LISTED RECORDS

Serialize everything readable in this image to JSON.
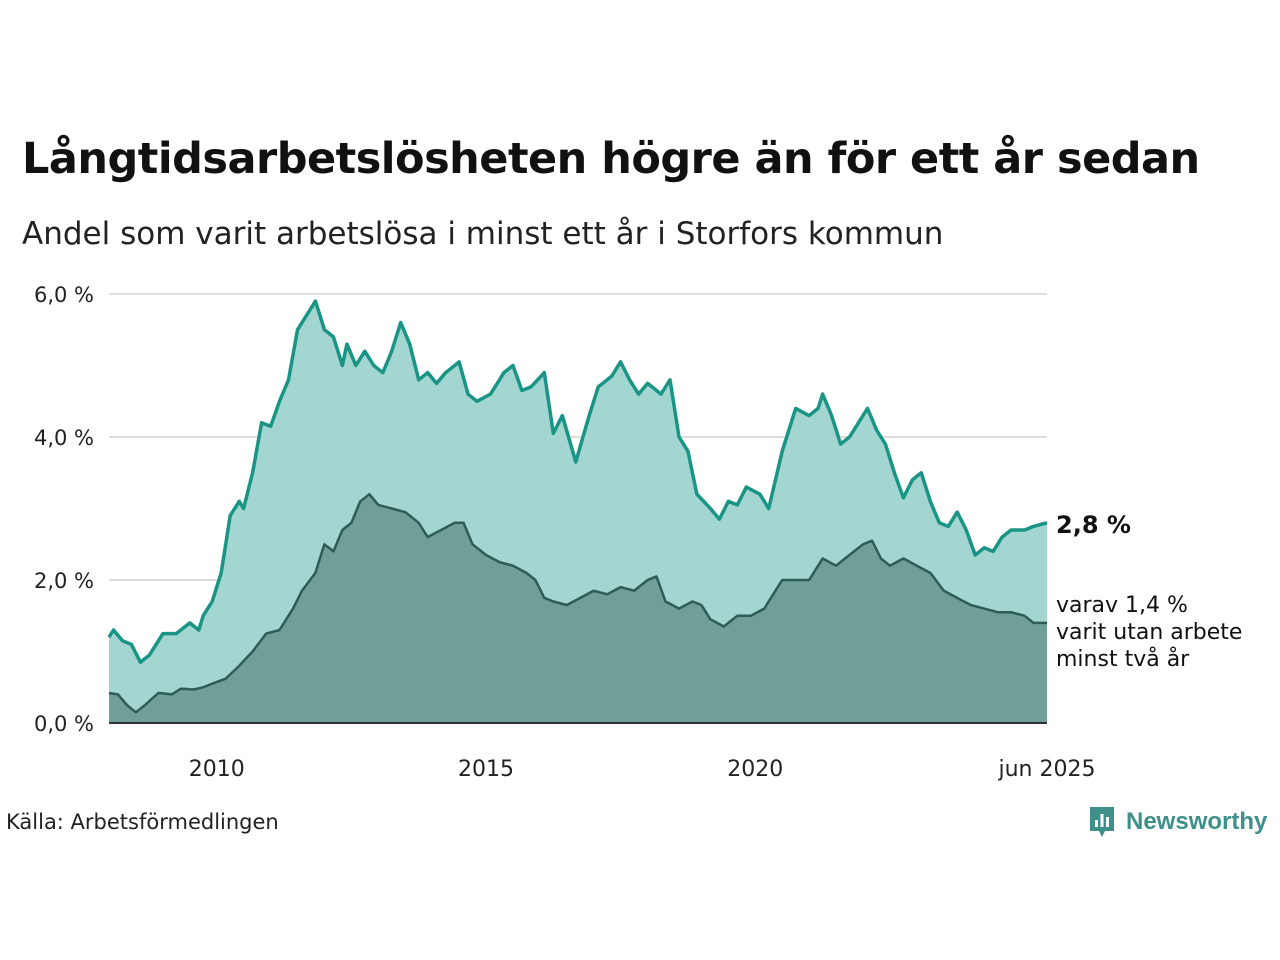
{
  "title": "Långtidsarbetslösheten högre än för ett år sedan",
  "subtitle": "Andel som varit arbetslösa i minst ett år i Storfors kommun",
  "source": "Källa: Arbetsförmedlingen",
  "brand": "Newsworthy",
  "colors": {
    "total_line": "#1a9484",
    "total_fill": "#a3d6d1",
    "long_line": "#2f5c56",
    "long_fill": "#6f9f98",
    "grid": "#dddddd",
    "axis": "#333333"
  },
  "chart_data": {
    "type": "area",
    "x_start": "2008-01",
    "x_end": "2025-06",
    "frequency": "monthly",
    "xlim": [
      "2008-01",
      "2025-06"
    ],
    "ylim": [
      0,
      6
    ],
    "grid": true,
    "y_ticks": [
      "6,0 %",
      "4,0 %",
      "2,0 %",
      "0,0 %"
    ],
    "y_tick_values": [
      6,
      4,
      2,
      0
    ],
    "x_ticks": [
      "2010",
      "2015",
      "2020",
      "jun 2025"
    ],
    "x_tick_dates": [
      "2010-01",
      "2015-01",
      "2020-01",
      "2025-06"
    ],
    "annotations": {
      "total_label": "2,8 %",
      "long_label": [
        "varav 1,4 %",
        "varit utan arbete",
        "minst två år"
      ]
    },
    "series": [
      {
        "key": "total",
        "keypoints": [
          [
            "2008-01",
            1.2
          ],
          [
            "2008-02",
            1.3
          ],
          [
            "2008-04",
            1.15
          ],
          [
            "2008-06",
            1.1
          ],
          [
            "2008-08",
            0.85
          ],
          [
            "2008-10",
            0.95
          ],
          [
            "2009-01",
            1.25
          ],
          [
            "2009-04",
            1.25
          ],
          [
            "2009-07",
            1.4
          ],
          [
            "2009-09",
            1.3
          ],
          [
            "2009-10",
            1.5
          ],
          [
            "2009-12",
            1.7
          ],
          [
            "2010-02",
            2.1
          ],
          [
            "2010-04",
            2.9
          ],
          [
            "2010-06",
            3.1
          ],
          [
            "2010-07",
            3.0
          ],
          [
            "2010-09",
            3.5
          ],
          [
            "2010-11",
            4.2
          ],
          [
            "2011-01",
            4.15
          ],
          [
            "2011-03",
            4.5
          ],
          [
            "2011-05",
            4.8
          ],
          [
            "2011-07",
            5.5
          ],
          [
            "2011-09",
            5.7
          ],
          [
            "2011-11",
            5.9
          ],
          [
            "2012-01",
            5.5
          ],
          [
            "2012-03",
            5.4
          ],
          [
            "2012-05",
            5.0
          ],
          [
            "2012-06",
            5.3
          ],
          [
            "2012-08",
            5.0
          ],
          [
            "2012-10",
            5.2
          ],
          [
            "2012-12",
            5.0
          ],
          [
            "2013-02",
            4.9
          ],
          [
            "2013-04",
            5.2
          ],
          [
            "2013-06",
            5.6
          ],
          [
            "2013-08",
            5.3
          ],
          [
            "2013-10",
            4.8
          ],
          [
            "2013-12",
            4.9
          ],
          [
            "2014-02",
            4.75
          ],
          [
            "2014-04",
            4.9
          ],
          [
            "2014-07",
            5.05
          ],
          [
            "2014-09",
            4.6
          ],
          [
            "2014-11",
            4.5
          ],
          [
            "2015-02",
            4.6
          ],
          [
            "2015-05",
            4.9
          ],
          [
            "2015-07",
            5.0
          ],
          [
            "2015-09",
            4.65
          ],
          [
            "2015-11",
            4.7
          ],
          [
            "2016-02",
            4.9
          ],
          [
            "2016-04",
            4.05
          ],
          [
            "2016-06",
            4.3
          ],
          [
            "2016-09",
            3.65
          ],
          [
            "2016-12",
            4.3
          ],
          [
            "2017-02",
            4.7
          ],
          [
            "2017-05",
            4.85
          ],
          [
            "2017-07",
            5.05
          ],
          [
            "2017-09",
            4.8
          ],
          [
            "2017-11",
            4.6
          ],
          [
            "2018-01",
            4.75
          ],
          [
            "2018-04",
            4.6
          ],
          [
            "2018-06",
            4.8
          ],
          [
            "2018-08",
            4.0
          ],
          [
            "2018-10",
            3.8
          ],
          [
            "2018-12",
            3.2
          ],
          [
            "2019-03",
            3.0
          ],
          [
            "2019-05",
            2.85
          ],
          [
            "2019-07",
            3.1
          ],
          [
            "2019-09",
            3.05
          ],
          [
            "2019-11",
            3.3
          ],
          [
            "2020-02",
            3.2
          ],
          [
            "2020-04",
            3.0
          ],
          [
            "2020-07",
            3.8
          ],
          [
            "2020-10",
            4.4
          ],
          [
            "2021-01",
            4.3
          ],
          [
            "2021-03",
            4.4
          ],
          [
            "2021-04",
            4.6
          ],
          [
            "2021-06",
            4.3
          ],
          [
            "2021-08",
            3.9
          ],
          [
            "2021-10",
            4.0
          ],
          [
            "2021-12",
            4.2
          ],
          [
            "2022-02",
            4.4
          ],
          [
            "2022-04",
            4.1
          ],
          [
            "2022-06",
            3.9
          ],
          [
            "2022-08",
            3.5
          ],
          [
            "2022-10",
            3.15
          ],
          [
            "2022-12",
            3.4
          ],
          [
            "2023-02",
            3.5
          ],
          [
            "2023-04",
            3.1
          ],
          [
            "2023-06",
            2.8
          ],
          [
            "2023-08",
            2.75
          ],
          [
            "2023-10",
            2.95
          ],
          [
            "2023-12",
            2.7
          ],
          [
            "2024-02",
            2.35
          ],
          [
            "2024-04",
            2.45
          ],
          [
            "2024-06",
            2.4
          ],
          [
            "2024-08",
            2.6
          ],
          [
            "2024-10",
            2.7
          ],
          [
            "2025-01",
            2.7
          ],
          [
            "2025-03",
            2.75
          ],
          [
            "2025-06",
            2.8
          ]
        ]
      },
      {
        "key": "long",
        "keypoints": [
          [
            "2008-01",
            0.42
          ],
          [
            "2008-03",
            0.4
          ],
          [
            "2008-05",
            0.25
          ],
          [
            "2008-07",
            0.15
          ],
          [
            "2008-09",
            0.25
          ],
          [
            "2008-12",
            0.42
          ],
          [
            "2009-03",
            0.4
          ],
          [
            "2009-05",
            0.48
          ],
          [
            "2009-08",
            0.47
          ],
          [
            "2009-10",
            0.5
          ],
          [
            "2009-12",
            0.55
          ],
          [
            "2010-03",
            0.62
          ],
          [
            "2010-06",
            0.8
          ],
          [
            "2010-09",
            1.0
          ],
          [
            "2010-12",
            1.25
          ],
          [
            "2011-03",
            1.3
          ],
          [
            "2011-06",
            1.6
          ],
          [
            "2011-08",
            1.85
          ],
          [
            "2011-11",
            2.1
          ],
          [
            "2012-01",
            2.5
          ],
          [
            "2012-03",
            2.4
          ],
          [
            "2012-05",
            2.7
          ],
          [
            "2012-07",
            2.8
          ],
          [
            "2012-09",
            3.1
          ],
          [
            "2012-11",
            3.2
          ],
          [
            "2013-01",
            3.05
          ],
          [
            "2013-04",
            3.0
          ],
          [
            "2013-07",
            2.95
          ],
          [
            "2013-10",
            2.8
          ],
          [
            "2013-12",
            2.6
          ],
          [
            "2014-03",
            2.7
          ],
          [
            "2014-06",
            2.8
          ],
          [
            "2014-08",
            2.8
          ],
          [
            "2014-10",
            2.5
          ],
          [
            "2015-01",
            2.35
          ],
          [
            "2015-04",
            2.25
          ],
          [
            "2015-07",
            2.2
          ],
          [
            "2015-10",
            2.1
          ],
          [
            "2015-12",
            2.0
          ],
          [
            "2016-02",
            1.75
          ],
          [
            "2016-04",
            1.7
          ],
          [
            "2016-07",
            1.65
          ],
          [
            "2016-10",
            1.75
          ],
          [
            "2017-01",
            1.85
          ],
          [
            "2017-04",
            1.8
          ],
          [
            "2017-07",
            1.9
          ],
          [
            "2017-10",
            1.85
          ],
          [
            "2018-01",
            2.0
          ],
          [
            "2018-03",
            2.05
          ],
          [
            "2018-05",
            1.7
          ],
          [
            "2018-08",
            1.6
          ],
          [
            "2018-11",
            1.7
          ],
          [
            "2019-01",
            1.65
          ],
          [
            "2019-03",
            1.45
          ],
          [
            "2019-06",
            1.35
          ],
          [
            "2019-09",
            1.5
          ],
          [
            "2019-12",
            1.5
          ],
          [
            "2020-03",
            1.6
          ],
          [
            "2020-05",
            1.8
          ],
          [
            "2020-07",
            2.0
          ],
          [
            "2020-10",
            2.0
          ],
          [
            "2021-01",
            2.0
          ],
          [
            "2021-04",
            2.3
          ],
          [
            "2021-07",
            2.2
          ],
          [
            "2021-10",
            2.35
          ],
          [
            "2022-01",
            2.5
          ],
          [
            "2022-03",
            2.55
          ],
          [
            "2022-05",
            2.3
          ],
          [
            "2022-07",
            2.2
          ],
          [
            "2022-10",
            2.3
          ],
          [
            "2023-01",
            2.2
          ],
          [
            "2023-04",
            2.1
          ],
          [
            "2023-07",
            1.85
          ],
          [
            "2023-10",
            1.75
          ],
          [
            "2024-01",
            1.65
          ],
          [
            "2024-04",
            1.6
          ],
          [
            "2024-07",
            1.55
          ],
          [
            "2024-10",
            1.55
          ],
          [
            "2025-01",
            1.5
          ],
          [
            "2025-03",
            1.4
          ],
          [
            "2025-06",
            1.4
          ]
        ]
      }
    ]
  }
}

GOAL OF THE EXERCISE
From the data above, copy each line that has the string "minst".

WRITTEN RESPONSE
  "subtitle": "Andel som varit arbetslösa i minst ett år i Storfors kommun",
        "minst två år"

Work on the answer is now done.